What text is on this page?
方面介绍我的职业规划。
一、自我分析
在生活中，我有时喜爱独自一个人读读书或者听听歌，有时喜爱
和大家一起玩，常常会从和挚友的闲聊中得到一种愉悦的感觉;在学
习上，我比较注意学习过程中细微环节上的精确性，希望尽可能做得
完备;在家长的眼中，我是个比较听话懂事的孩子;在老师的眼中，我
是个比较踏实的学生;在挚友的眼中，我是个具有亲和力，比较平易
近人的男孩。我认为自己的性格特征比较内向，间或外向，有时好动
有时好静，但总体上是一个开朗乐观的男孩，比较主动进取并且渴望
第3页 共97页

────

_THE REQUEST_
Transcribe each entry precisely, missing none.

_TASK RESPONSE_
What text is on this page?
方面介绍我的职业规划。
一、自我分析
在生活中，我有时喜爱独自一个人读读书或者听听歌，有时喜爱
和大家一起玩，常常会从和挚友的闲聊中得到一种愉悦的感觉;在学
习上，我比较注意学习过程中细微环节上的精确性，希望尽可能做得
完备;在家长的眼中，我是个比较听话懂事的孩子;在老师的眼中，我
是个比较踏实的学生;在挚友的眼中，我是个具有亲和力，比较平易
近人的男孩。我认为自己的性格特征比较内向，间或外向，有时好动
有时好静，但总体上是一个开朗乐观的男孩，比较主动进取并且渴望
第3页 共97页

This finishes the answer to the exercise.